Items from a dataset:
[start]
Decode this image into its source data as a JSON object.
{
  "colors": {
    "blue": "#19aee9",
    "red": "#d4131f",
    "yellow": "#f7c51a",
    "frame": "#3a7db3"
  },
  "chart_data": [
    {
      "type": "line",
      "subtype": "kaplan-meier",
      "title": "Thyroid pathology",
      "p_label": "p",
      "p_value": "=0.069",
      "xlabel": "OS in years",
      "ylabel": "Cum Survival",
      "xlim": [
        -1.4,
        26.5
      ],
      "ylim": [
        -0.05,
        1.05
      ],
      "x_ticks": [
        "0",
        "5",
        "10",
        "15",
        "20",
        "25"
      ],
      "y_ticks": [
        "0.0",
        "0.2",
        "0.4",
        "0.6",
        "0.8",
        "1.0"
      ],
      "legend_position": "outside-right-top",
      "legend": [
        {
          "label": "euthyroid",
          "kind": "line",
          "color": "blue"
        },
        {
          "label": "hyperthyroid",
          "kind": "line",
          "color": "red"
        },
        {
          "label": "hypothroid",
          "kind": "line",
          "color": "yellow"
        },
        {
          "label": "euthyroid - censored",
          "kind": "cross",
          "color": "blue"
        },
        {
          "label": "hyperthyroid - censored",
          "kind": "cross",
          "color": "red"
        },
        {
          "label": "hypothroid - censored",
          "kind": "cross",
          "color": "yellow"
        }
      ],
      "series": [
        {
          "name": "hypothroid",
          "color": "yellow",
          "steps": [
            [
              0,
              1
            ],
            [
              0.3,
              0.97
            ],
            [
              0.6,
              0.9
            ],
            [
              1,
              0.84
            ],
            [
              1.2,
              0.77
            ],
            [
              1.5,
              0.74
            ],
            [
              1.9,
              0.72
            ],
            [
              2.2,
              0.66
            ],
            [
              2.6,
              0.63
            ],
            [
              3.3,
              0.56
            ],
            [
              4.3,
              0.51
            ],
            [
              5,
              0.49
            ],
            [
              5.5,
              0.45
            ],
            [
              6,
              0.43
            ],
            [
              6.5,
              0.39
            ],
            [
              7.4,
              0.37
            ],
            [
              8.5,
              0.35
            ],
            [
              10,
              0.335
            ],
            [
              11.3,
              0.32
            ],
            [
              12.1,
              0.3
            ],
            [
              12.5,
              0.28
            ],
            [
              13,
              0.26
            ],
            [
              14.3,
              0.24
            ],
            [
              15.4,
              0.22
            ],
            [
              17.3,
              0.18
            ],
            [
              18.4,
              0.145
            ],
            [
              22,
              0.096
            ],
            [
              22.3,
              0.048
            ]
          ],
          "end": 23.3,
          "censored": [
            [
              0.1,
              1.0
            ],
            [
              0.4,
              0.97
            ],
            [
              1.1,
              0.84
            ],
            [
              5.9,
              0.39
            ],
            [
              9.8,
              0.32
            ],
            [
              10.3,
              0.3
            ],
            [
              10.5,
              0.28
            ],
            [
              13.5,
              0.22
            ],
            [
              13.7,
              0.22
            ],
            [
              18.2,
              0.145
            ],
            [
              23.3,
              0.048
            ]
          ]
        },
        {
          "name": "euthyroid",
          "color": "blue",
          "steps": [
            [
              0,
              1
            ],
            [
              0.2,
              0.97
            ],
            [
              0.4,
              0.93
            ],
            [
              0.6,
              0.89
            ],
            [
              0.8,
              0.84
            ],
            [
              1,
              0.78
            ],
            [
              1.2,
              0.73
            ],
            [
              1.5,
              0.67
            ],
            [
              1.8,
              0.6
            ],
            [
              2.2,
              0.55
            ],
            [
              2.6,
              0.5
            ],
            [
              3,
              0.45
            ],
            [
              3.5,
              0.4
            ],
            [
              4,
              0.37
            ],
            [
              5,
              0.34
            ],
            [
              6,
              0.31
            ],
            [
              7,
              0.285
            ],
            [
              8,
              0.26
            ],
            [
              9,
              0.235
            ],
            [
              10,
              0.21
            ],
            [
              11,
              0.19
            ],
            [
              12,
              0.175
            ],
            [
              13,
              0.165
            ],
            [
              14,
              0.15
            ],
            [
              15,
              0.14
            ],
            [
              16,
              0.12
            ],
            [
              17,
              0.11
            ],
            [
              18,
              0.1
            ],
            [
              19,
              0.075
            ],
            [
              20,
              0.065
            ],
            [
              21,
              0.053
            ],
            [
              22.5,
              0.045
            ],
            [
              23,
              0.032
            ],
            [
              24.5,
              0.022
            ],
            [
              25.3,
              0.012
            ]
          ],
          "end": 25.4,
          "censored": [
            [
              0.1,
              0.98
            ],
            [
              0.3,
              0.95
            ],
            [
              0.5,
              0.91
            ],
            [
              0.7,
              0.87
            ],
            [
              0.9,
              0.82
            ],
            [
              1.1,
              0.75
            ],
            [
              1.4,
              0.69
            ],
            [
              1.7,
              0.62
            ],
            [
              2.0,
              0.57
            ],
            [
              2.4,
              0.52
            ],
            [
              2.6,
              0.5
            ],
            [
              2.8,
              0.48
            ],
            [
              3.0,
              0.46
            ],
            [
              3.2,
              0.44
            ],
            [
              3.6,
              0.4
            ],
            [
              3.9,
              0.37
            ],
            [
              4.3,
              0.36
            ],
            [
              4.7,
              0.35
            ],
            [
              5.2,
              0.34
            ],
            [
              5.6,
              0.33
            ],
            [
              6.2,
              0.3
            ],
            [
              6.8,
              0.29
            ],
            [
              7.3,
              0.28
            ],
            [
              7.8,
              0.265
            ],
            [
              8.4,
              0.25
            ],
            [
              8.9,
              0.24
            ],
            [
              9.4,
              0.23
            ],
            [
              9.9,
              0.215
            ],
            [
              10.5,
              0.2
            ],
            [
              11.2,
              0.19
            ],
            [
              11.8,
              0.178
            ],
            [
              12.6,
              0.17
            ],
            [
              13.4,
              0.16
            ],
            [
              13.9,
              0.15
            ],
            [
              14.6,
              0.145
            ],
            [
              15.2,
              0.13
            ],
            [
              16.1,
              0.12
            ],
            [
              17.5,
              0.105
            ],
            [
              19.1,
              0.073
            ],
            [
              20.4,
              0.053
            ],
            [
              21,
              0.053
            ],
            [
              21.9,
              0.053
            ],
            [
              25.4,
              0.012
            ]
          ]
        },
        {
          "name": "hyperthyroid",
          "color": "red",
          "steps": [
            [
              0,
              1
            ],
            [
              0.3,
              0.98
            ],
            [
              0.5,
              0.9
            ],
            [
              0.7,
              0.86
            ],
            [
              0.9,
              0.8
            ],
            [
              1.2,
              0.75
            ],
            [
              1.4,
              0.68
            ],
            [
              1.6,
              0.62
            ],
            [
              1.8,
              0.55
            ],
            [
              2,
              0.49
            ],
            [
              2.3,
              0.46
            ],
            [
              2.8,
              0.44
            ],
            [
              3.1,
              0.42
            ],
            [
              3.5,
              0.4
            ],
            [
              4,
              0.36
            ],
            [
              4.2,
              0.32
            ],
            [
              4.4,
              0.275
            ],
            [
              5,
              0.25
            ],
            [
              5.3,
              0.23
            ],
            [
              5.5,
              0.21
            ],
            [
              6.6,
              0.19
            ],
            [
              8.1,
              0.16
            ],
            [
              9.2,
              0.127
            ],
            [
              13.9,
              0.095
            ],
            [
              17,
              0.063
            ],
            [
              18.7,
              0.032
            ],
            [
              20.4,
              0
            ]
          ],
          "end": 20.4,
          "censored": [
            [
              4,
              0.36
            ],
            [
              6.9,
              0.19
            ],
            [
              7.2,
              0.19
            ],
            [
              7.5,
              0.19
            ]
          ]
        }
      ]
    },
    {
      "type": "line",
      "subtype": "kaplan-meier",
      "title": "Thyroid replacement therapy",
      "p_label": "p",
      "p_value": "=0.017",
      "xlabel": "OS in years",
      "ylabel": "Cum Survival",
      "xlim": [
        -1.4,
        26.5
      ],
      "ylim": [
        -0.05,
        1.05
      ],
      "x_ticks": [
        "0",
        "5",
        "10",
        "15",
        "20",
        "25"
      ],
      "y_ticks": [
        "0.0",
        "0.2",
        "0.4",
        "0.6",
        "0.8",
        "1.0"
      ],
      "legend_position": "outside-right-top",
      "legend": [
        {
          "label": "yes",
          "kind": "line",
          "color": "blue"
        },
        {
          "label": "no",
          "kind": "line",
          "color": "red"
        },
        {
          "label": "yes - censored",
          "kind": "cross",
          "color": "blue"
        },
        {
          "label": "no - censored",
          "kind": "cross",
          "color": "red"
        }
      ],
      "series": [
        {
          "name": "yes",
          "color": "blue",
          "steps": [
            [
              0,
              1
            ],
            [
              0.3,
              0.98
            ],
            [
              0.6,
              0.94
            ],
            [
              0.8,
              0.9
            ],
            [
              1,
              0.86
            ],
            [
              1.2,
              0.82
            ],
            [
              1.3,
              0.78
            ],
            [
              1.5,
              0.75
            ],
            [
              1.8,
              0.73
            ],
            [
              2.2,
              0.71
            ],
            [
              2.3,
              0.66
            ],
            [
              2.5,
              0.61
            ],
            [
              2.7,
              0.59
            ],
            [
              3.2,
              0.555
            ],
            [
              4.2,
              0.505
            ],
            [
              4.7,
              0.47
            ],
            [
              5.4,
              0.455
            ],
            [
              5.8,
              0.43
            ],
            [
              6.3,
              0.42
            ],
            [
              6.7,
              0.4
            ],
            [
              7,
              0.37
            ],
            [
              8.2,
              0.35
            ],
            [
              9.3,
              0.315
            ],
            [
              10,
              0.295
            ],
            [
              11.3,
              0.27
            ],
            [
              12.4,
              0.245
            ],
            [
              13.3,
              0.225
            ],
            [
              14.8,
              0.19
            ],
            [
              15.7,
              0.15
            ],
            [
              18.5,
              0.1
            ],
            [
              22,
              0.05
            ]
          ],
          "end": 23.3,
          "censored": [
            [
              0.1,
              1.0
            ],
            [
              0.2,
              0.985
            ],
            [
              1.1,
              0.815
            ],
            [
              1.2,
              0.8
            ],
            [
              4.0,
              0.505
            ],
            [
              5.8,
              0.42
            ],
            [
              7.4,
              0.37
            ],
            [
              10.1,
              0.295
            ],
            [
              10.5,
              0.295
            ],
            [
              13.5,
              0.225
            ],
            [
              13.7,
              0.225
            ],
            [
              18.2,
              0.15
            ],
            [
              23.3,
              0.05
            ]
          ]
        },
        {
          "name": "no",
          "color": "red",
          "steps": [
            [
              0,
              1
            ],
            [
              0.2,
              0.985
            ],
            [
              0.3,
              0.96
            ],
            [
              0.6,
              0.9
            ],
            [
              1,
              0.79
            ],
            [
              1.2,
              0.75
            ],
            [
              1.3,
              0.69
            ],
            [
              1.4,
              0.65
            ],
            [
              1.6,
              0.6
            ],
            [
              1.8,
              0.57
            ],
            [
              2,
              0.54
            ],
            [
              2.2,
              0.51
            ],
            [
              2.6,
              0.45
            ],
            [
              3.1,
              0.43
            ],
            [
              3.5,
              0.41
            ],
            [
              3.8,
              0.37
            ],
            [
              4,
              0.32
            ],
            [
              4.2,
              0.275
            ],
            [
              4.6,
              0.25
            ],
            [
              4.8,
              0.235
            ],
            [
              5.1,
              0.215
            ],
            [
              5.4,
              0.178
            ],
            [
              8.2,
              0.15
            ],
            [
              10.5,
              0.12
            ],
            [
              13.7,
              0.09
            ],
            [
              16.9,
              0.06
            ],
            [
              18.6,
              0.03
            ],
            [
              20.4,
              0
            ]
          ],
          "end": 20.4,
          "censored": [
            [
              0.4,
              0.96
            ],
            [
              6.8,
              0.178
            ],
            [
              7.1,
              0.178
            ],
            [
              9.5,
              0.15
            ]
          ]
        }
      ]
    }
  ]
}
[end]
* TASK BRIEF
Gather each line in the data that holds the string "hyperthyroid".

* EXERCISE RESPONSE
          "label": "hyperthyroid",
          "label": "hyperthyroid - censored",
          "name": "hyperthyroid",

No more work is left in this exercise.